Start of Listing
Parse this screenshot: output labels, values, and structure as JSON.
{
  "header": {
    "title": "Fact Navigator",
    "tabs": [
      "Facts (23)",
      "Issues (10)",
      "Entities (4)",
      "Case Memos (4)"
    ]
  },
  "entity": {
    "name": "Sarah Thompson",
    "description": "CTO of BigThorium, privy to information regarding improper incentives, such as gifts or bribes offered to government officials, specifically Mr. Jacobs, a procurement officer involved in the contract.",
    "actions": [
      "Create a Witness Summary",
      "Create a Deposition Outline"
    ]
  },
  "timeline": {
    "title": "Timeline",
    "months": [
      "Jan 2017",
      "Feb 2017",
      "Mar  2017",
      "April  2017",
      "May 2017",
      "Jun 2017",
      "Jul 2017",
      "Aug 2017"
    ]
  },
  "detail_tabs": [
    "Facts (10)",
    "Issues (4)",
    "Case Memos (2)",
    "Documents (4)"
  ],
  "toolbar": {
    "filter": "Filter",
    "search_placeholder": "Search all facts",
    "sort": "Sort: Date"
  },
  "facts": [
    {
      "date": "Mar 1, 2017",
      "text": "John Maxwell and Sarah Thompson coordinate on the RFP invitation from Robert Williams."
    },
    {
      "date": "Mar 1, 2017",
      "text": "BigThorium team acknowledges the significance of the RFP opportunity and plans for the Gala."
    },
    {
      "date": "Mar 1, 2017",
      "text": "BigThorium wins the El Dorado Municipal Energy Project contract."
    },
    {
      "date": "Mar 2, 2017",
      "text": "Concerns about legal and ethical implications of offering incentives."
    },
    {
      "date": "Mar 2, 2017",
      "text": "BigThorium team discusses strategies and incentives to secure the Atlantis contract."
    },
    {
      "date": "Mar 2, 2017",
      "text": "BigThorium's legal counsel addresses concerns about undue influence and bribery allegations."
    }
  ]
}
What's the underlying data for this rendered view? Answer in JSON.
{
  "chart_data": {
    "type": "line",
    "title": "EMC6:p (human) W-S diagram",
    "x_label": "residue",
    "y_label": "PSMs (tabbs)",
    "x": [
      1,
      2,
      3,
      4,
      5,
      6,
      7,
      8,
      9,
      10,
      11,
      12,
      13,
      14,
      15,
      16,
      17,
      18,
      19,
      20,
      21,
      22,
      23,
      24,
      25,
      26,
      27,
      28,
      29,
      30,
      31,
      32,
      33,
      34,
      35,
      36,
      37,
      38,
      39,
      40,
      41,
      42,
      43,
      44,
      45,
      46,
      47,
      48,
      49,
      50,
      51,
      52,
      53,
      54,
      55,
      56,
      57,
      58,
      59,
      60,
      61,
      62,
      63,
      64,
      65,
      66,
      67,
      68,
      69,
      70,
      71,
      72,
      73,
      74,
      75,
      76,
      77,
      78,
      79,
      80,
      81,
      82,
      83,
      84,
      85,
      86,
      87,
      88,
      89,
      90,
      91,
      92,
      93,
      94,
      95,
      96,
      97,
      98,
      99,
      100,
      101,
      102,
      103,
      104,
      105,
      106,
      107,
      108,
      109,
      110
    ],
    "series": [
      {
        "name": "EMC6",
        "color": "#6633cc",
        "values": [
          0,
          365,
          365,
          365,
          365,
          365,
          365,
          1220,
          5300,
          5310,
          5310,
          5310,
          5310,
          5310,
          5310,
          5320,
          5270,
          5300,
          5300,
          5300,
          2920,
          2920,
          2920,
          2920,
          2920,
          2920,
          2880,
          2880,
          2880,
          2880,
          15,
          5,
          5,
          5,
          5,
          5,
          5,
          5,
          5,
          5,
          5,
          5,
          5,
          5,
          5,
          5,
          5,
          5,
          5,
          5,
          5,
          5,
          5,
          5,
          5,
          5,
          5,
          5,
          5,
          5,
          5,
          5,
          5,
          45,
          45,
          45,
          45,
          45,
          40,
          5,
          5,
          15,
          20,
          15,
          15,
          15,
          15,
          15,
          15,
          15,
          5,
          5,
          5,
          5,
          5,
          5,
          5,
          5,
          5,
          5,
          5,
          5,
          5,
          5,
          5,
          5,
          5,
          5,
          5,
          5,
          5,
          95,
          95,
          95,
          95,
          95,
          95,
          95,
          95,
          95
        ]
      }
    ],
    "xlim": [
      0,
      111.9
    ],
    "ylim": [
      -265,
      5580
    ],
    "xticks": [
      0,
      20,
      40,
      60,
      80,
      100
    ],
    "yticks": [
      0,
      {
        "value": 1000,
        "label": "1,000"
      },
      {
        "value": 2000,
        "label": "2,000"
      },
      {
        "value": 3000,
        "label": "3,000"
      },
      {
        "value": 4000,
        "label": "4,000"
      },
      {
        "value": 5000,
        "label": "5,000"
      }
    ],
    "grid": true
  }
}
End of Listing
* Prompt
Restate the whole listing exactly.

* Answer for this exercise
Parse this screenshot: output labels, values, and structure as JSON.
{
  "header": {
    "title": "Fact Navigator",
    "tabs": [
      "Facts (23)",
      "Issues (10)",
      "Entities (4)",
      "Case Memos (4)"
    ]
  },
  "entity": {
    "name": "Sarah Thompson",
    "description": "CTO of BigThorium, privy to information regarding improper incentives, such as gifts or bribes offered to government officials, specifically Mr. Jacobs, a procurement officer involved in the contract.",
    "actions": [
      "Create a Witness Summary",
      "Create a Deposition Outline"
    ]
  },
  "timeline": {
    "title": "Timeline",
    "months": [
      "Jan 2017",
      "Feb 2017",
      "Mar  2017",
      "April  2017",
      "May 2017",
      "Jun 2017",
      "Jul 2017",
      "Aug 2017"
    ]
  },
  "detail_tabs": [
    "Facts (10)",
    "Issues (4)",
    "Case Memos (2)",
    "Documents (4)"
  ],
  "toolbar": {
    "filter": "Filter",
    "search_placeholder": "Search all facts",
    "sort": "Sort: Date"
  },
  "facts": [
    {
      "date": "Mar 1, 2017",
      "text": "John Maxwell and Sarah Thompson coordinate on the RFP invitation from Robert Williams."
    },
    {
      "date": "Mar 1, 2017",
      "text": "BigThorium team acknowledges the significance of the RFP opportunity and plans for the Gala."
    },
    {
      "date": "Mar 1, 2017",
      "text": "BigThorium wins the El Dorado Municipal Energy Project contract."
    },
    {
      "date": "Mar 2, 2017",
      "text": "Concerns about legal and ethical implications of offering incentives."
    },
    {
      "date": "Mar 2, 2017",
      "text": "BigThorium team discusses strategies and incentives to secure the Atlantis contract."
    },
    {
      "date": "Mar 2, 2017",
      "text": "BigThorium's legal counsel addresses concerns about undue influence and bribery allegations."
    }
  ]
}
What's the underlying data for this rendered view? Answer in JSON.
{
  "chart_data": {
    "type": "line",
    "title": "EMC6:p (human) W-S diagram",
    "x_label": "residue",
    "y_label": "PSMs (tabbs)",
    "x": [
      1,
      2,
      3,
      4,
      5,
      6,
      7,
      8,
      9,
      10,
      11,
      12,
      13,
      14,
      15,
      16,
      17,
      18,
      19,
      20,
      21,
      22,
      23,
      24,
      25,
      26,
      27,
      28,
      29,
      30,
      31,
      32,
      33,
      34,
      35,
      36,
      37,
      38,
      39,
      40,
      41,
      42,
      43,
      44,
      45,
      46,
      47,
      48,
      49,
      50,
      51,
      52,
      53,
      54,
      55,
      56,
      57,
      58,
      59,
      60,
      61,
      62,
      63,
      64,
      65,
      66,
      67,
      68,
      69,
      70,
      71,
      72,
      73,
      74,
      75,
      76,
      77,
      78,
      79,
      80,
      81,
      82,
      83,
      84,
      85,
      86,
      87,
      88,
      89,
      90,
      91,
      92,
      93,
      94,
      95,
      96,
      97,
      98,
      99,
      100,
      101,
      102,
      103,
      104,
      105,
      106,
      107,
      108,
      109,
      110
    ],
    "series": [
      {
        "name": "EMC6",
        "color": "#6633cc",
        "values": [
          0,
          365,
          365,
          365,
          365,
          365,
          365,
          1220,
          5300,
          5310,
          5310,
          5310,
          5310,
          5310,
          5310,
          5320,
          5270,
          5300,
          5300,
          5300,
          2920,
          2920,
          2920,
          2920,
          2920,
          2920,
          2880,
          2880,
          2880,
          2880,
          15,
          5,
          5,
          5,
          5,
          5,
          5,
          5,
          5,
          5,
          5,
          5,
          5,
          5,
          5,
          5,
          5,
          5,
          5,
          5,
          5,
          5,
          5,
          5,
          5,
          5,
          5,
          5,
          5,
          5,
          5,
          5,
          5,
          45,
          45,
          45,
          45,
          45,
          40,
          5,
          5,
          15,
          20,
          15,
          15,
          15,
          15,
          15,
          15,
          15,
          5,
          5,
          5,
          5,
          5,
          5,
          5,
          5,
          5,
          5,
          5,
          5,
          5,
          5,
          5,
          5,
          5,
          5,
          5,
          5,
          5,
          95,
          95,
          95,
          95,
          95,
          95,
          95,
          95,
          95
        ]
      }
    ],
    "xlim": [
      0,
      111.9
    ],
    "ylim": [
      -265,
      5580
    ],
    "xticks": [
      0,
      20,
      40,
      60,
      80,
      100
    ],
    "yticks": [
      0,
      {
        "value": 1000,
        "label": "1,000"
      },
      {
        "value": 2000,
        "label": "2,000"
      },
      {
        "value": 3000,
        "label": "3,000"
      },
      {
        "value": 4000,
        "label": "4,000"
      },
      {
        "value": 5000,
        "label": "5,000"
      }
    ],
    "grid": true
  }
}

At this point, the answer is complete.